» Records
* start *
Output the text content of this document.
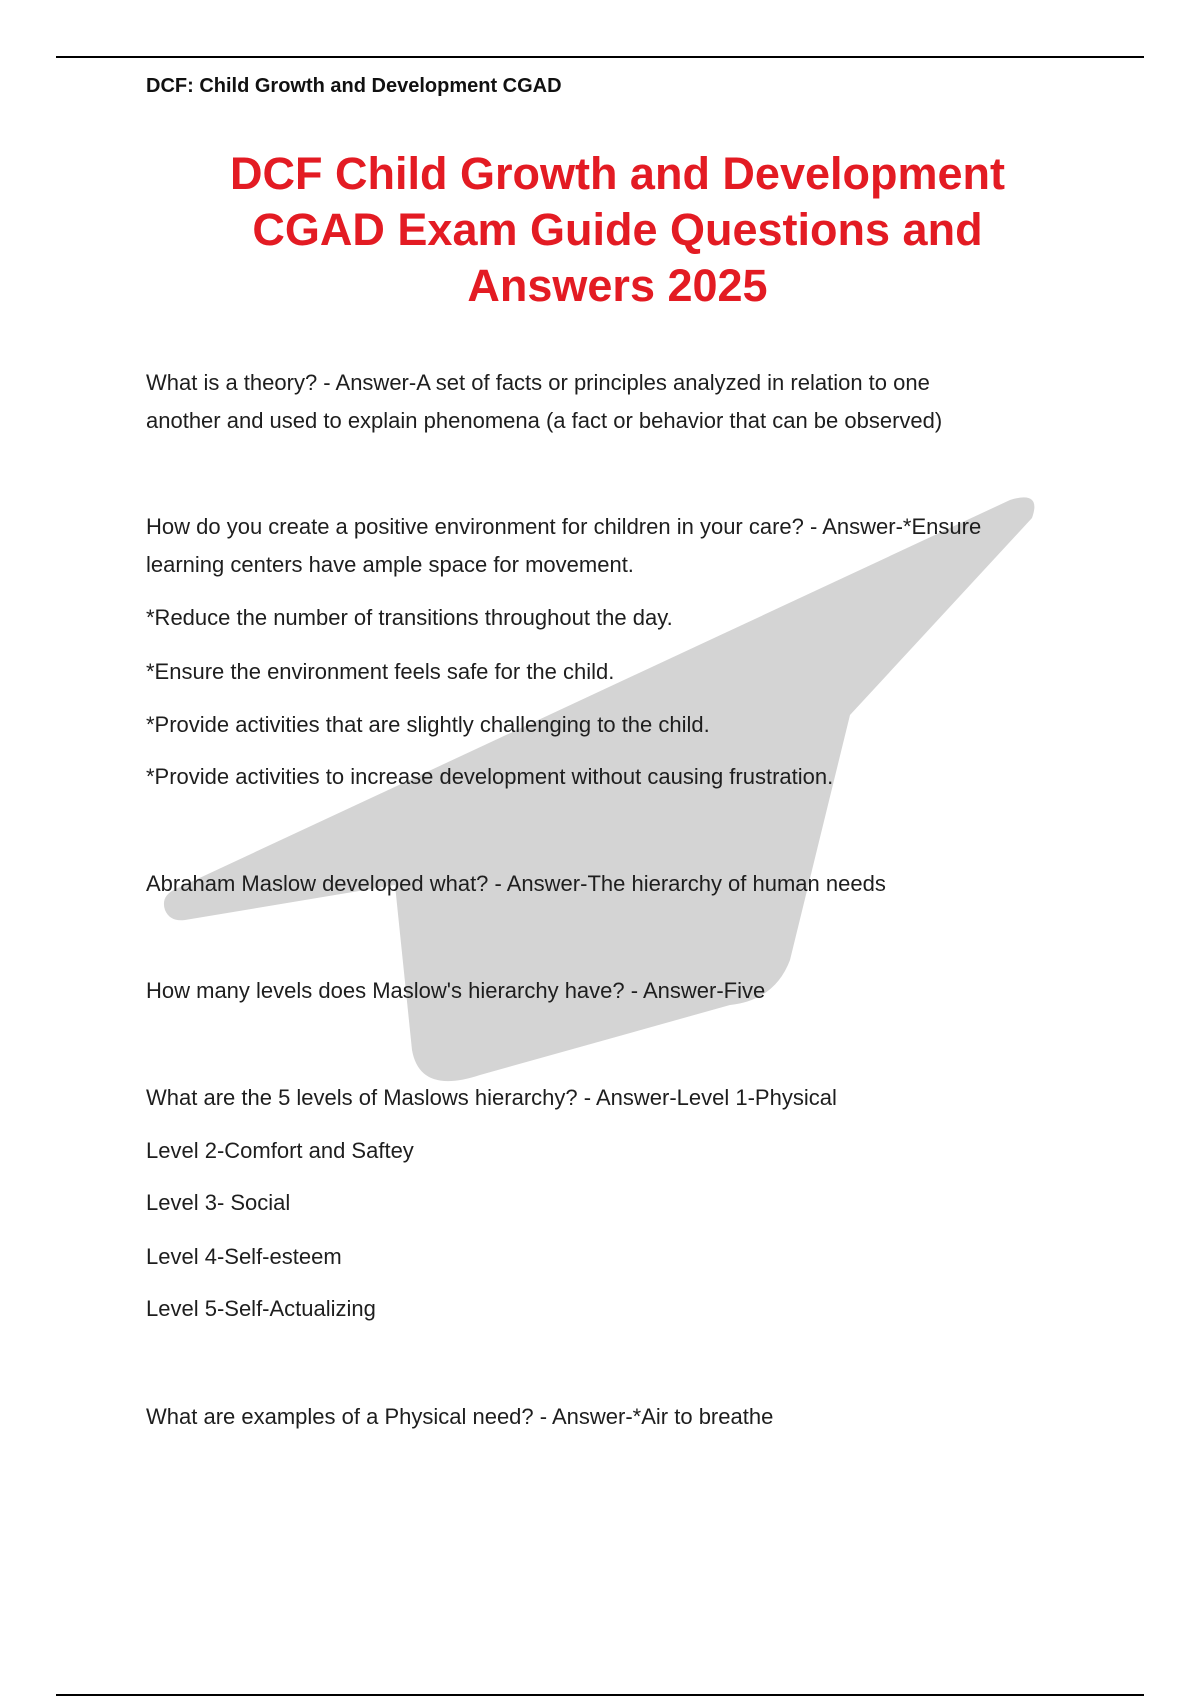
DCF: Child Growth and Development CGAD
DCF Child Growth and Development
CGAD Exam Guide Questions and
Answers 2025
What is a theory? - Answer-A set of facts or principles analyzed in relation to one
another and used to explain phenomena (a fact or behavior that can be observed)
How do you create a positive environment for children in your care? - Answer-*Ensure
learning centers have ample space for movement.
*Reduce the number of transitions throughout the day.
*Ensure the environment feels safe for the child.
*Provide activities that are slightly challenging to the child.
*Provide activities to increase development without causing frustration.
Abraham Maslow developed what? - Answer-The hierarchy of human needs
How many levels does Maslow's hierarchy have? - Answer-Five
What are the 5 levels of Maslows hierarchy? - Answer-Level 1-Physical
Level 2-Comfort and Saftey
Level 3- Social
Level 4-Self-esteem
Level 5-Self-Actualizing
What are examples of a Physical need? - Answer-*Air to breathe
* end *
* start *
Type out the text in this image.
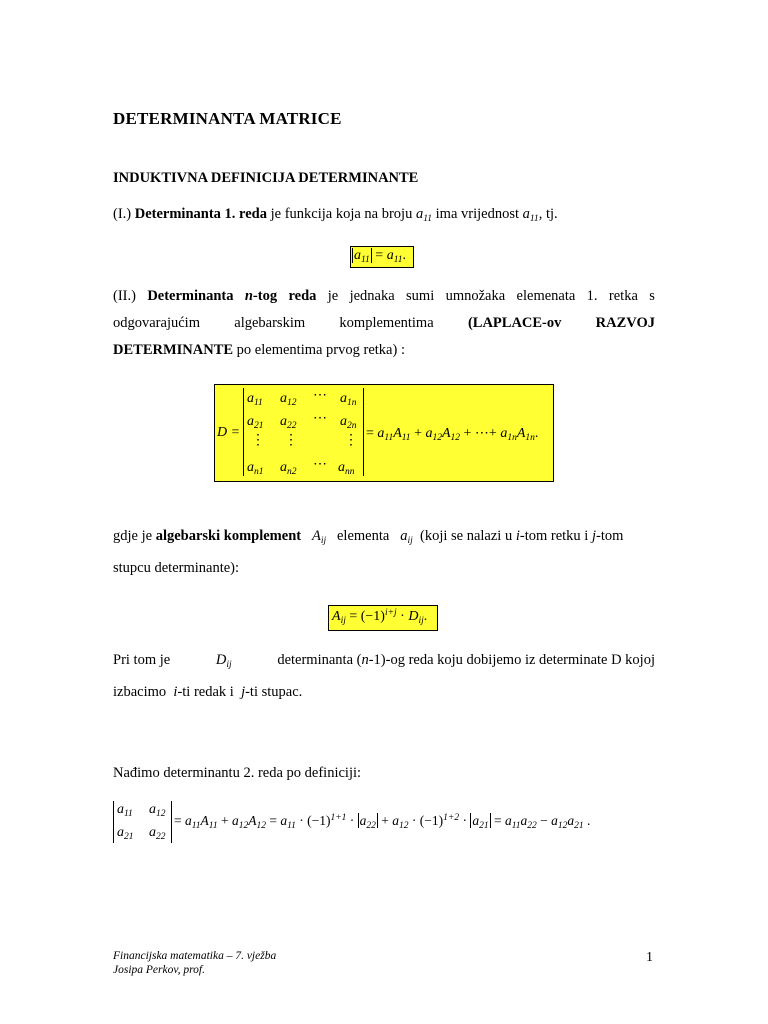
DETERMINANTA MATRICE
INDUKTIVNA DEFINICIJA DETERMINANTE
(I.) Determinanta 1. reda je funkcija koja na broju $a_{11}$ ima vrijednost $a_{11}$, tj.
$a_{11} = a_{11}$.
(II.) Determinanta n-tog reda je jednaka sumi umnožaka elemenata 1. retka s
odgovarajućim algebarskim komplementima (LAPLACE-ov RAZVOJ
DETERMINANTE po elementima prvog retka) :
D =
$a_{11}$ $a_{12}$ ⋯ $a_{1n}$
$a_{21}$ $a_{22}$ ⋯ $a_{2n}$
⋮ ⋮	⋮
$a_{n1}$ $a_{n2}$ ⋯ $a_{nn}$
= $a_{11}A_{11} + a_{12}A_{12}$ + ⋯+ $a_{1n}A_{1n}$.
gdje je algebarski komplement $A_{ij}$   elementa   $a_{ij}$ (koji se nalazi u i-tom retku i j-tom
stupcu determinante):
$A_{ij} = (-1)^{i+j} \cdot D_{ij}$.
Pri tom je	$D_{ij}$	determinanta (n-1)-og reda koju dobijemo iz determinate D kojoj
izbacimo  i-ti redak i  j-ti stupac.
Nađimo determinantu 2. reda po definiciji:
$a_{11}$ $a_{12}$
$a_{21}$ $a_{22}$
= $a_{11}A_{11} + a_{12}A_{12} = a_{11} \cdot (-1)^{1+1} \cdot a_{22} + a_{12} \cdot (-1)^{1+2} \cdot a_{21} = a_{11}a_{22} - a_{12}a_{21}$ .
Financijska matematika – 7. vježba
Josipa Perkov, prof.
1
* end *
» PROBLEM DETAILS
From the entries above, extract each line containing "Physical".

» WRITTEN RESPONSE
What are the 5 levels of Maslows hierarchy? - Answer-Level 1-Physical
What are examples of a Physical need? - Answer-*Air to breathe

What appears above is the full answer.